In the copy, keep every record exact and leave out all images.

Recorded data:
· · · ·
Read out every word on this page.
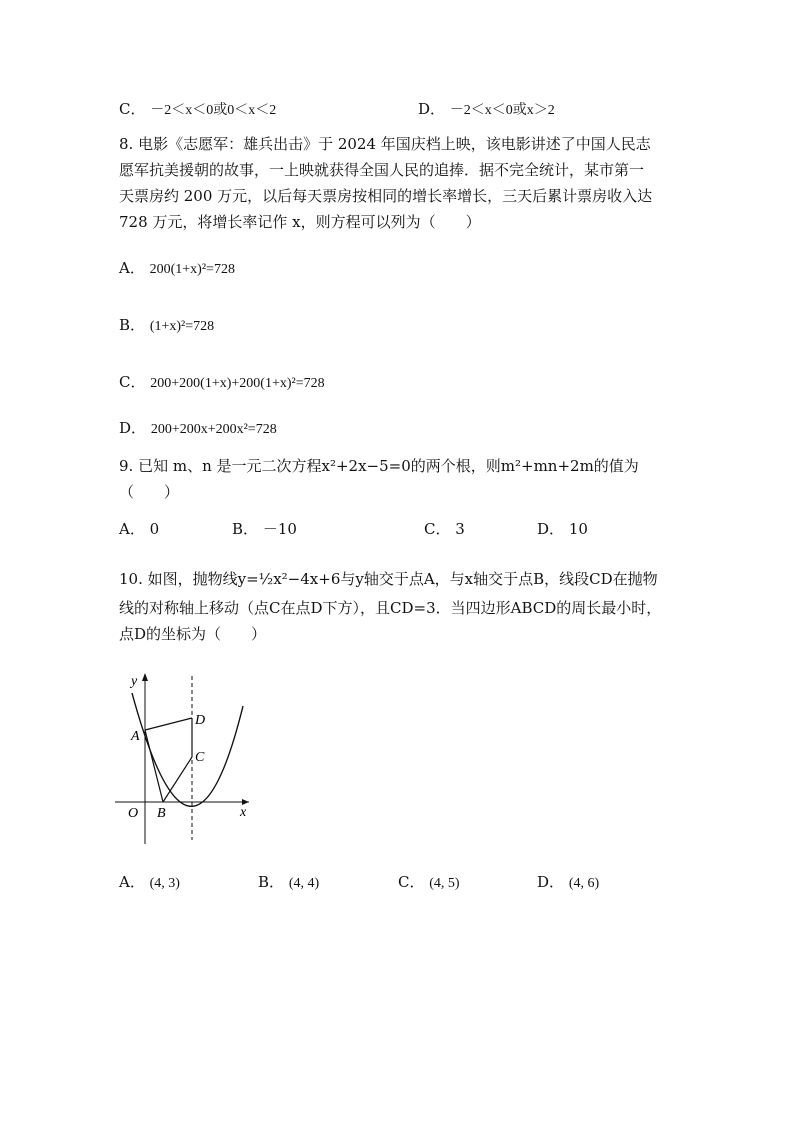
C． －2＜x＜0或0＜x＜2	D． －2＜x＜0或x＞2
8. 电影《志愿军：雄兵出击》于 2024 年国庆档上映，该电影讲述了中国人民志
愿军抗美援朝的故事，一上映就获得全国人民的追捧．据不完全统计，某市第一
天票房约 200 万元，以后每天票房按相同的增长率增长，三天后累计票房收入达
728 万元，将增长率记作 x，则方程可以列为（　　）
A． 200(1+x)²=728
B． (1+x)²=728
C． 200+200(1+x)+200(1+x)²=728
D． 200+200x+200x²=728
9. 已知 m、n 是一元二次方程x²+2x−5=0的两个根，则m²+mn+2m的值为
（　　）
A． 0	B． －10	C． 3	D． 10
10. 如图，抛物线y=½x²−4x+6与y轴交于点A，与x轴交于点B，线段CD在抛物
线的对称轴上移动（点C在点D下方），且CD=3．当四边形ABCD的周长最小时，
点D的坐标为（　　）
y
x
O
A
B
C
D
A． (4, 3)	B． (4, 4)	C． (4, 5)	D． (4, 6)
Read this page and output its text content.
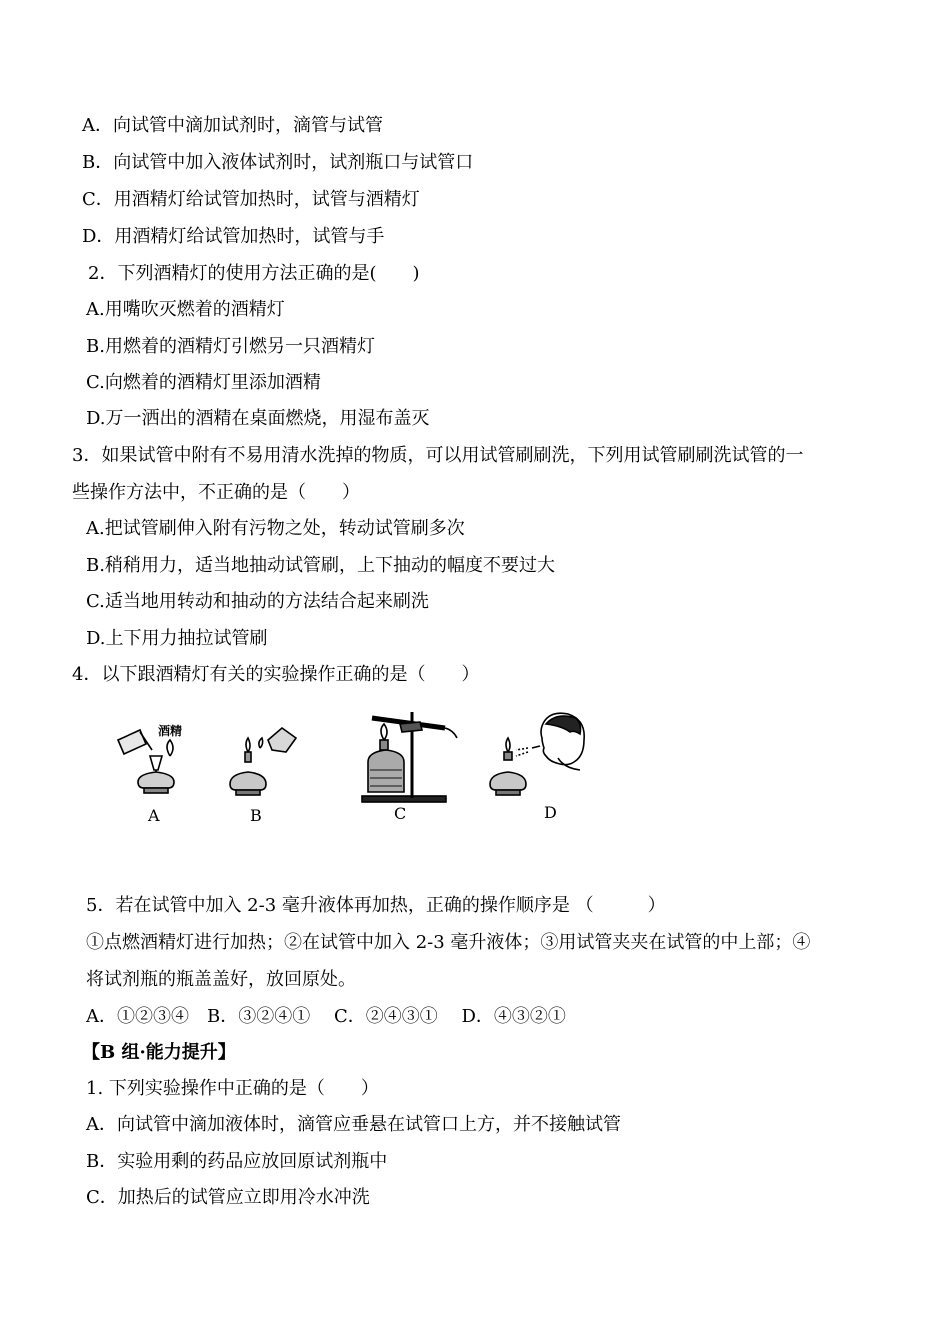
A．向试管中滴加试剂时，滴管与试管
B．向试管中加入液体试剂时，试剂瓶口与试管口
C．用酒精灯给试管加热时，试管与酒精灯
D．用酒精灯给试管加热时，试管与手
2．下列酒精灯的使用方法正确的是(　　)
A.用嘴吹灭燃着的酒精灯
B.用燃着的酒精灯引燃另一只酒精灯
C.向燃着的酒精灯里添加酒精
D.万一洒出的酒精在桌面燃烧，用湿布盖灭
3．如果试管中附有不易用清水洗掉的物质，可以用试管刷刷洗，下列用试管刷刷洗试管的一
些操作方法中，不正确的是（　　）
A.把试管刷伸入附有污物之处，转动试管刷多次
B.稍稍用力，适当地抽动试管刷，上下抽动的幅度不要过大
C.适当地用转动和抽动的方法结合起来刷洗
D.上下用力抽拉试管刷
4．以下跟酒精灯有关的实验操作正确的是（　　）
酒精
A	B	C	D
5．若在试管中加入 2-3 毫升液体再加热，正确的操作顺序是 （　　　）
①点燃酒精灯进行加热；②在试管中加入 2-3 毫升液体；③用试管夹夹在试管的中上部；④
将试剂瓶的瓶盖盖好，放回原处。
A．①②③④　B．③②④①　 C．②④③①　 D．④③②①
【B 组·能力提升】
1. 下列实验操作中正确的是（　　）
A．向试管中滴加液体时，滴管应垂悬在试管口上方，并不接触试管
B．实验用剩的药品应放回原试剂瓶中
C．加热后的试管应立即用冷水冲洗
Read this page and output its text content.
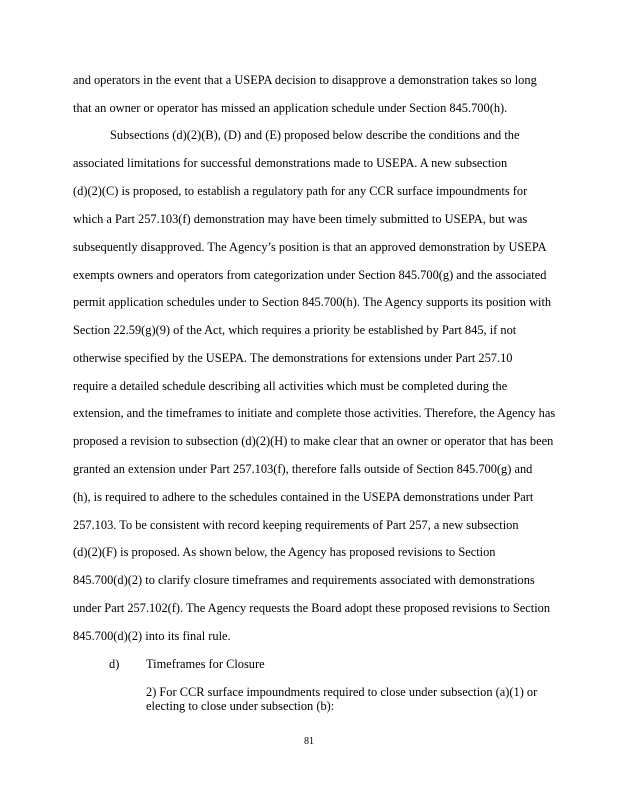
and operators in the event that a USEPA decision to disapprove a demonstration takes so long
that an owner or operator has missed an application schedule under Section 845.700(h).
Subsections (d)(2)(B), (D) and (E) proposed below describe the conditions and the
associated limitations for successful demonstrations made to USEPA. A new subsection
(d)(2)(C) is proposed, to establish a regulatory path for any CCR surface impoundments for
which a Part 257.103(f) demonstration may have been timely submitted to USEPA, but was
subsequently disapproved. The Agency’s position is that an approved demonstration by USEPA
exempts owners and operators from categorization under Section 845.700(g) and the associated
permit application schedules under to Section 845.700(h). The Agency supports its position with
Section 22.59(g)(9) of the Act, which requires a priority be established by Part 845, if not
otherwise specified by the USEPA. The demonstrations for extensions under Part 257.10
require a detailed schedule describing all activities which must be completed during the
extension, and the timeframes to initiate and complete those activities. Therefore, the Agency has
proposed a revision to subsection (d)(2)(H) to make clear that an owner or operator that has been
granted an extension under Part 257.103(f), therefore falls outside of Section 845.700(g) and
(h), is required to adhere to the schedules contained in the USEPA demonstrations under Part
257.103. To be consistent with record keeping requirements of Part 257, a new subsection
(d)(2)(F) is proposed. As shown below, the Agency has proposed revisions to Section
845.700(d)(2) to clarify closure timeframes and requirements associated with demonstrations
under Part 257.102(f). The Agency requests the Board adopt these proposed revisions to Section
845.700(d)(2) into its final rule.
d) Timeframes for Closure
2) For CCR surface impoundments required to close under subsection (a)(1) or
electing to close under subsection (b):
81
· · · ·
* TASK ANSWER *
Read out every word on this page.
C． －2＜x＜0或0＜x＜2	D． －2＜x＜0或x＞2
8. 电影《志愿军：雄兵出击》于 2024 年国庆档上映，该电影讲述了中国人民志
愿军抗美援朝的故事，一上映就获得全国人民的追捧．据不完全统计，某市第一
天票房约 200 万元，以后每天票房按相同的增长率增长，三天后累计票房收入达
728 万元，将增长率记作 x，则方程可以列为（　　）
A． 200(1+x)²=728
B． (1+x)²=728
C． 200+200(1+x)+200(1+x)²=728
D． 200+200x+200x²=728
9. 已知 m、n 是一元二次方程x²+2x−5=0的两个根，则m²+mn+2m的值为
（　　）
A． 0	B． －10	C． 3	D． 10
10. 如图，抛物线y=½x²−4x+6与y轴交于点A，与x轴交于点B，线段CD在抛物
线的对称轴上移动（点C在点D下方），且CD=3．当四边形ABCD的周长最小时，
点D的坐标为（　　）
y
x
O
A
B
C
D
A． (4, 3)	B． (4, 4)	C． (4, 5)	D． (4, 6)
Read this page and output its text content.
A．向试管中滴加试剂时，滴管与试管
B．向试管中加入液体试剂时，试剂瓶口与试管口
C．用酒精灯给试管加热时，试管与酒精灯
D．用酒精灯给试管加热时，试管与手
2．下列酒精灯的使用方法正确的是(　　)
A.用嘴吹灭燃着的酒精灯
B.用燃着的酒精灯引燃另一只酒精灯
C.向燃着的酒精灯里添加酒精
D.万一洒出的酒精在桌面燃烧，用湿布盖灭
3．如果试管中附有不易用清水洗掉的物质，可以用试管刷刷洗，下列用试管刷刷洗试管的一
些操作方法中，不正确的是（　　）
A.把试管刷伸入附有污物之处，转动试管刷多次
B.稍稍用力，适当地抽动试管刷，上下抽动的幅度不要过大
C.适当地用转动和抽动的方法结合起来刷洗
D.上下用力抽拉试管刷
4．以下跟酒精灯有关的实验操作正确的是（　　）
酒精
A	B	C	D
5．若在试管中加入 2-3 毫升液体再加热，正确的操作顺序是 （　　　）
①点燃酒精灯进行加热；②在试管中加入 2-3 毫升液体；③用试管夹夹在试管的中上部；④
将试剂瓶的瓶盖盖好，放回原处。
A．①②③④　B．③②④①　 C．②④③①　 D．④③②①
【B 组·能力提升】
1. 下列实验操作中正确的是（　　）
A．向试管中滴加液体时，滴管应垂悬在试管口上方，并不接触试管
B．实验用剩的药品应放回原试剂瓶中
C．加热后的试管应立即用冷水冲洗
Read this page and output its text content.
and operators in the event that a USEPA decision to disapprove a demonstration takes so long
that an owner or operator has missed an application schedule under Section 845.700(h).
Subsections (d)(2)(B), (D) and (E) proposed below describe the conditions and the
associated limitations for successful demonstrations made to USEPA. A new subsection
(d)(2)(C) is proposed, to establish a regulatory path for any CCR surface impoundments for
which a Part 257.103(f) demonstration may have been timely submitted to USEPA, but was
subsequently disapproved. The Agency’s position is that an approved demonstration by USEPA
exempts owners and operators from categorization under Section 845.700(g) and the associated
permit application schedules under to Section 845.700(h). The Agency supports its position with
Section 22.59(g)(9) of the Act, which requires a priority be established by Part 845, if not
otherwise specified by the USEPA. The demonstrations for extensions under Part 257.10
require a detailed schedule describing all activities which must be completed during the
extension, and the timeframes to initiate and complete those activities. Therefore, the Agency has
proposed a revision to subsection (d)(2)(H) to make clear that an owner or operator that has been
granted an extension under Part 257.103(f), therefore falls outside of Section 845.700(g) and
(h), is required to adhere to the schedules contained in the USEPA demonstrations under Part
257.103. To be consistent with record keeping requirements of Part 257, a new subsection
(d)(2)(F) is proposed. As shown below, the Agency has proposed revisions to Section
845.700(d)(2) to clarify closure timeframes and requirements associated with demonstrations
under Part 257.102(f). The Agency requests the Board adopt these proposed revisions to Section
845.700(d)(2) into its final rule.
d) Timeframes for Closure
2) For CCR surface impoundments required to close under subsection (a)(1) or
electing to close under subsection (b):
81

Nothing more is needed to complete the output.